→ **Material to process**
□ □ □

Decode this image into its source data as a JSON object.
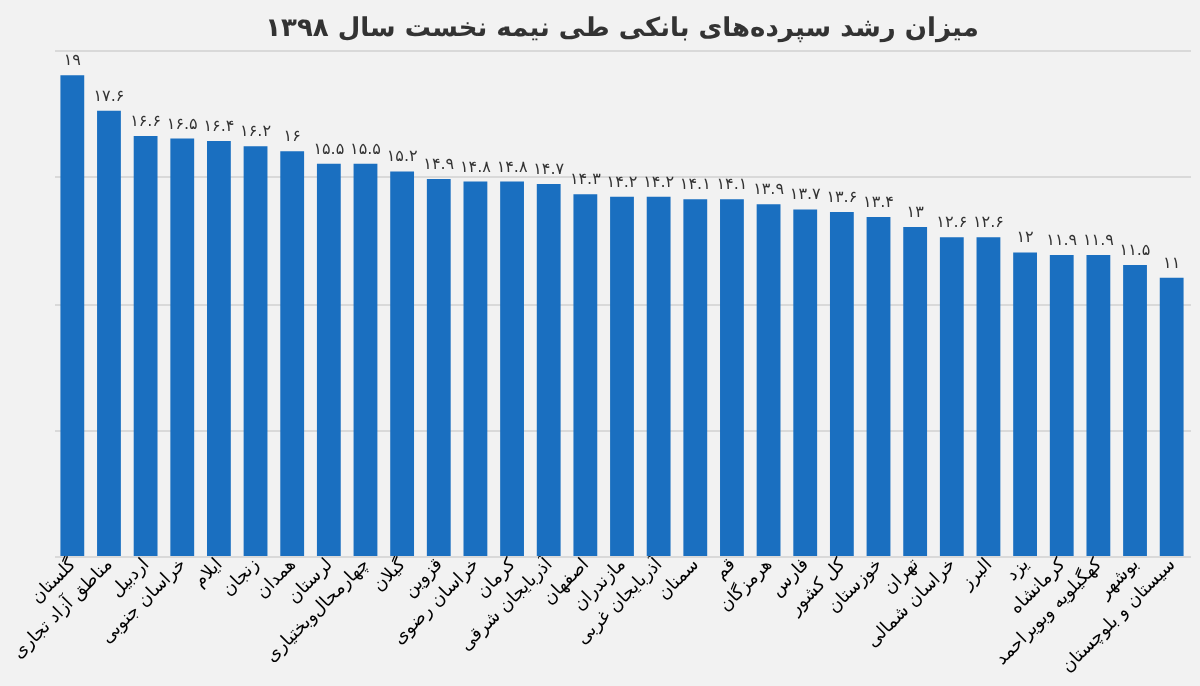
{
  "chart_data": {
    "type": "bar",
    "title": "میزان رشد سپرده‌های بانکی طی نیمه نخست سال ۱۳۹۸",
    "categories": [
      "گلستان",
      "مناطق آزاد تجاری",
      "اردبیل",
      "خراسان جنوبی",
      "ایلام",
      "زنجان",
      "همدان",
      "لرستان",
      "چهارمحال‌وبختیاری",
      "گیلان",
      "قزوین",
      "خراسان رضوی",
      "کرمان",
      "آذربایجان شرقی",
      "اصفهان",
      "مازندران",
      "آذربایجان غربی",
      "سمنان",
      "قم",
      "هرمزگان",
      "فارس",
      "کل کشور",
      "خوزستان",
      "تهران",
      "خراسان شمالی",
      "البرز",
      "یزد",
      "کرمانشاه",
      "کهگیلویه وبویراحمد",
      "بوشهر",
      "سیستان و بلوچستان"
    ],
    "values": [
      19,
      17.6,
      16.6,
      16.5,
      16.4,
      16.2,
      16,
      15.5,
      15.5,
      15.2,
      14.9,
      14.8,
      14.8,
      14.7,
      14.3,
      14.2,
      14.2,
      14.1,
      14.1,
      13.9,
      13.7,
      13.6,
      13.4,
      13,
      12.6,
      12.6,
      12,
      11.9,
      11.9,
      11.5,
      11
    ],
    "value_labels": [
      "۱۹",
      "۱۷.۶",
      "۱۶.۶",
      "۱۶.۵",
      "۱۶.۴",
      "۱۶.۲",
      "۱۶",
      "۱۵.۵",
      "۱۵.۵",
      "۱۵.۲",
      "۱۴.۹",
      "۱۴.۸",
      "۱۴.۸",
      "۱۴.۷",
      "۱۴.۳",
      "۱۴.۲",
      "۱۴.۲",
      "۱۴.۱",
      "۱۴.۱",
      "۱۳.۹",
      "۱۳.۷",
      "۱۳.۶",
      "۱۳.۴",
      "۱۳",
      "۱۲.۶",
      "۱۲.۶",
      "۱۲",
      "۱۱.۹",
      "۱۱.۹",
      "۱۱.۵",
      "۱۱"
    ],
    "color": "#1a6fc0",
    "ylim": [
      0,
      20
    ],
    "yticks": [
      {
        "value": 0,
        "label": null
      },
      {
        "value": 5,
        "label": null
      },
      {
        "value": 10,
        "label": null
      },
      {
        "value": 15,
        "label": null
      },
      {
        "value": 20,
        "label": null
      }
    ],
    "grid": "y",
    "tick_labels": "x"
  }
}
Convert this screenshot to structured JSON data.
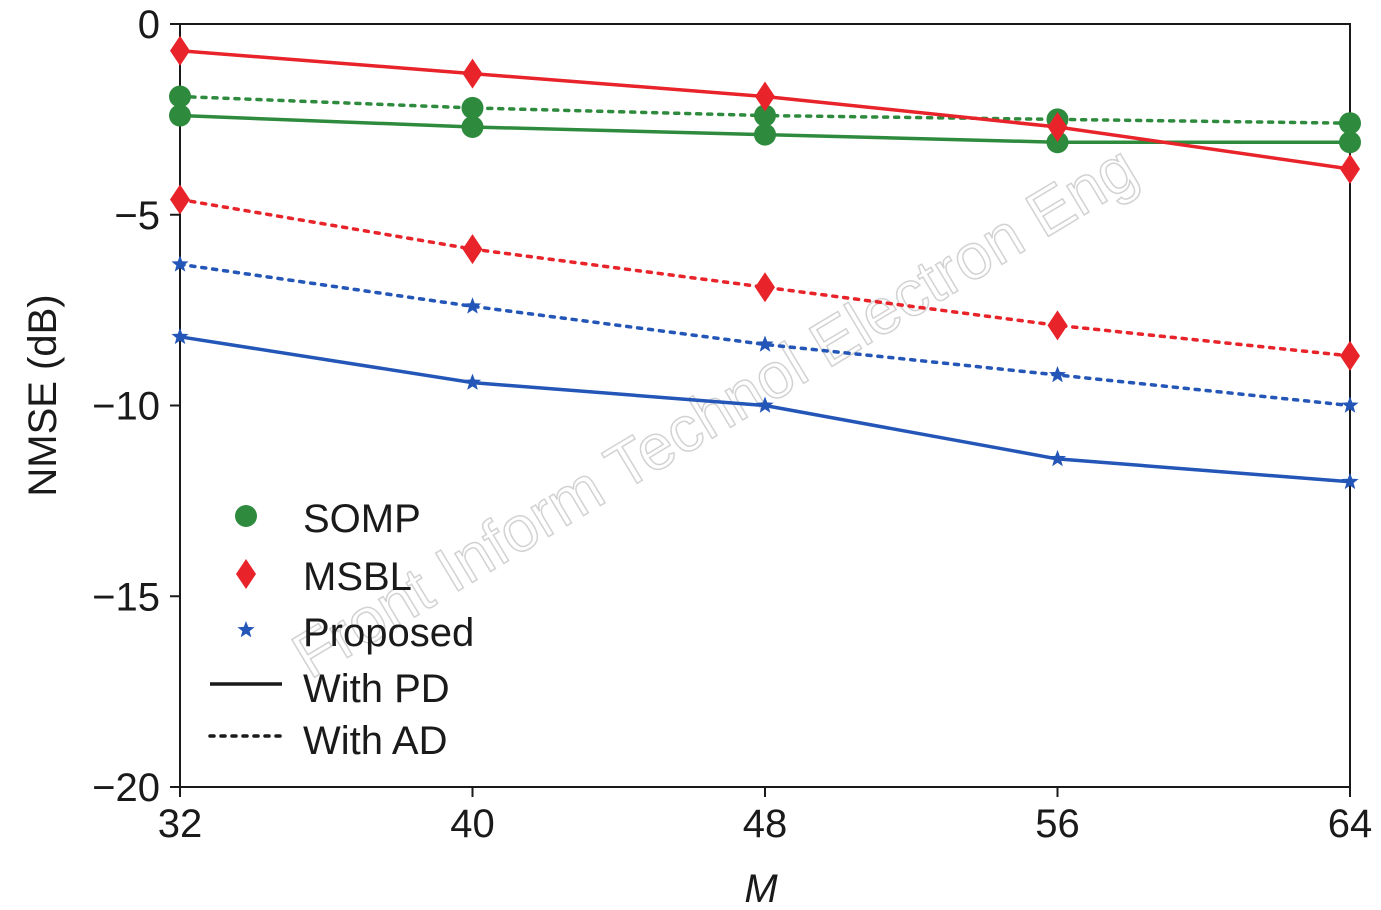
{
  "watermark": "Front Inform Technol Electron Eng",
  "chart_data": {
    "type": "line",
    "xlabel": "M",
    "ylabel": "NMSE (dB)",
    "x": [
      32,
      40,
      48,
      56,
      64
    ],
    "xlim": [
      32,
      64
    ],
    "ylim": [
      -20,
      0
    ],
    "xticks": [
      "32",
      "40",
      "48",
      "56",
      "64"
    ],
    "yticks": [
      "0",
      "−5",
      "−10",
      "−15",
      "−20"
    ],
    "ytick_values": [
      0,
      -5,
      -10,
      -15,
      -20
    ],
    "grid": false,
    "legend_position": "lower-left",
    "series": [
      {
        "name": "SOMP",
        "method": "SOMP",
        "style": "solid",
        "marker": "circle",
        "color": "#2e8b3e",
        "values": [
          -2.4,
          -2.7,
          -2.9,
          -3.1,
          -3.1
        ]
      },
      {
        "name": "SOMP",
        "method": "SOMP",
        "style": "dotted",
        "marker": "circle",
        "color": "#2e8b3e",
        "values": [
          -1.9,
          -2.2,
          -2.4,
          -2.5,
          -2.6
        ]
      },
      {
        "name": "MSBL",
        "method": "MSBL",
        "style": "solid",
        "marker": "diamond",
        "color": "#e8232a",
        "values": [
          -0.7,
          -1.3,
          -1.9,
          -2.7,
          -3.8
        ]
      },
      {
        "name": "MSBL",
        "method": "MSBL",
        "style": "dotted",
        "marker": "diamond",
        "color": "#e8232a",
        "values": [
          -4.6,
          -5.9,
          -6.9,
          -7.9,
          -8.7
        ]
      },
      {
        "name": "Proposed",
        "method": "Proposed",
        "style": "solid",
        "marker": "star",
        "color": "#2456b8",
        "values": [
          -8.2,
          -9.4,
          -10.0,
          -11.4,
          -12.0
        ]
      },
      {
        "name": "Proposed",
        "method": "Proposed",
        "style": "dotted",
        "marker": "star",
        "color": "#2456b8",
        "values": [
          -6.3,
          -7.4,
          -8.4,
          -9.2,
          -10.0
        ]
      }
    ],
    "legend": [
      {
        "label": "SOMP",
        "kind": "marker",
        "marker": "circle",
        "color": "#2e8b3e"
      },
      {
        "label": "MSBL",
        "kind": "marker",
        "marker": "diamond",
        "color": "#e8232a"
      },
      {
        "label": "Proposed",
        "kind": "marker",
        "marker": "star",
        "color": "#2456b8"
      },
      {
        "label": "With PD",
        "kind": "line",
        "style": "solid",
        "color": "#1a1a1a"
      },
      {
        "label": "With AD",
        "kind": "line",
        "style": "dotted",
        "color": "#1a1a1a"
      }
    ]
  }
}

□ □ □

→ **Aim of the exercise**
All of the records need repeating exactly, except for the pictures.

→ **Complete output**
Decode this image into its source data as a JSON object.
{
  "chart_data": {
    "type": "bar",
    "title": "میزان رشد سپرده‌های بانکی طی نیمه نخست سال ۱۳۹۸",
    "categories": [
      "گلستان",
      "مناطق آزاد تجاری",
      "اردبیل",
      "خراسان جنوبی",
      "ایلام",
      "زنجان",
      "همدان",
      "لرستان",
      "چهارمحال‌وبختیاری",
      "گیلان",
      "قزوین",
      "خراسان رضوی",
      "کرمان",
      "آذربایجان شرقی",
      "اصفهان",
      "مازندران",
      "آذربایجان غربی",
      "سمنان",
      "قم",
      "هرمزگان",
      "فارس",
      "کل کشور",
      "خوزستان",
      "تهران",
      "خراسان شمالی",
      "البرز",
      "یزد",
      "کرمانشاه",
      "کهگیلویه وبویراحمد",
      "بوشهر",
      "سیستان و بلوچستان"
    ],
    "values": [
      19,
      17.6,
      16.6,
      16.5,
      16.4,
      16.2,
      16,
      15.5,
      15.5,
      15.2,
      14.9,
      14.8,
      14.8,
      14.7,
      14.3,
      14.2,
      14.2,
      14.1,
      14.1,
      13.9,
      13.7,
      13.6,
      13.4,
      13,
      12.6,
      12.6,
      12,
      11.9,
      11.9,
      11.5,
      11
    ],
    "value_labels": [
      "۱۹",
      "۱۷.۶",
      "۱۶.۶",
      "۱۶.۵",
      "۱۶.۴",
      "۱۶.۲",
      "۱۶",
      "۱۵.۵",
      "۱۵.۵",
      "۱۵.۲",
      "۱۴.۹",
      "۱۴.۸",
      "۱۴.۸",
      "۱۴.۷",
      "۱۴.۳",
      "۱۴.۲",
      "۱۴.۲",
      "۱۴.۱",
      "۱۴.۱",
      "۱۳.۹",
      "۱۳.۷",
      "۱۳.۶",
      "۱۳.۴",
      "۱۳",
      "۱۲.۶",
      "۱۲.۶",
      "۱۲",
      "۱۱.۹",
      "۱۱.۹",
      "۱۱.۵",
      "۱۱"
    ],
    "color": "#1a6fc0",
    "ylim": [
      0,
      20
    ],
    "yticks": [
      {
        "value": 0,
        "label": null
      },
      {
        "value": 5,
        "label": null
      },
      {
        "value": 10,
        "label": null
      },
      {
        "value": 15,
        "label": null
      },
      {
        "value": 20,
        "label": null
      }
    ],
    "grid": "y",
    "tick_labels": "x"
  }
}
Convert this screenshot to structured JSON data.
{
  "watermark": "Front Inform Technol Electron Eng",
  "chart_data": {
    "type": "line",
    "xlabel": "M",
    "ylabel": "NMSE (dB)",
    "x": [
      32,
      40,
      48,
      56,
      64
    ],
    "xlim": [
      32,
      64
    ],
    "ylim": [
      -20,
      0
    ],
    "xticks": [
      "32",
      "40",
      "48",
      "56",
      "64"
    ],
    "yticks": [
      "0",
      "−5",
      "−10",
      "−15",
      "−20"
    ],
    "ytick_values": [
      0,
      -5,
      -10,
      -15,
      -20
    ],
    "grid": false,
    "legend_position": "lower-left",
    "series": [
      {
        "name": "SOMP",
        "method": "SOMP",
        "style": "solid",
        "marker": "circle",
        "color": "#2e8b3e",
        "values": [
          -2.4,
          -2.7,
          -2.9,
          -3.1,
          -3.1
        ]
      },
      {
        "name": "SOMP",
        "method": "SOMP",
        "style": "dotted",
        "marker": "circle",
        "color": "#2e8b3e",
        "values": [
          -1.9,
          -2.2,
          -2.4,
          -2.5,
          -2.6
        ]
      },
      {
        "name": "MSBL",
        "method": "MSBL",
        "style": "solid",
        "marker": "diamond",
        "color": "#e8232a",
        "values": [
          -0.7,
          -1.3,
          -1.9,
          -2.7,
          -3.8
        ]
      },
      {
        "name": "MSBL",
        "method": "MSBL",
        "style": "dotted",
        "marker": "diamond",
        "color": "#e8232a",
        "values": [
          -4.6,
          -5.9,
          -6.9,
          -7.9,
          -8.7
        ]
      },
      {
        "name": "Proposed",
        "method": "Proposed",
        "style": "solid",
        "marker": "star",
        "color": "#2456b8",
        "values": [
          -8.2,
          -9.4,
          -10.0,
          -11.4,
          -12.0
        ]
      },
      {
        "name": "Proposed",
        "method": "Proposed",
        "style": "dotted",
        "marker": "star",
        "color": "#2456b8",
        "values": [
          -6.3,
          -7.4,
          -8.4,
          -9.2,
          -10.0
        ]
      }
    ],
    "legend": [
      {
        "label": "SOMP",
        "kind": "marker",
        "marker": "circle",
        "color": "#2e8b3e"
      },
      {
        "label": "MSBL",
        "kind": "marker",
        "marker": "diamond",
        "color": "#e8232a"
      },
      {
        "label": "Proposed",
        "kind": "marker",
        "marker": "star",
        "color": "#2456b8"
      },
      {
        "label": "With PD",
        "kind": "line",
        "style": "solid",
        "color": "#1a1a1a"
      },
      {
        "label": "With AD",
        "kind": "line",
        "style": "dotted",
        "color": "#1a1a1a"
      }
    ]
  }
}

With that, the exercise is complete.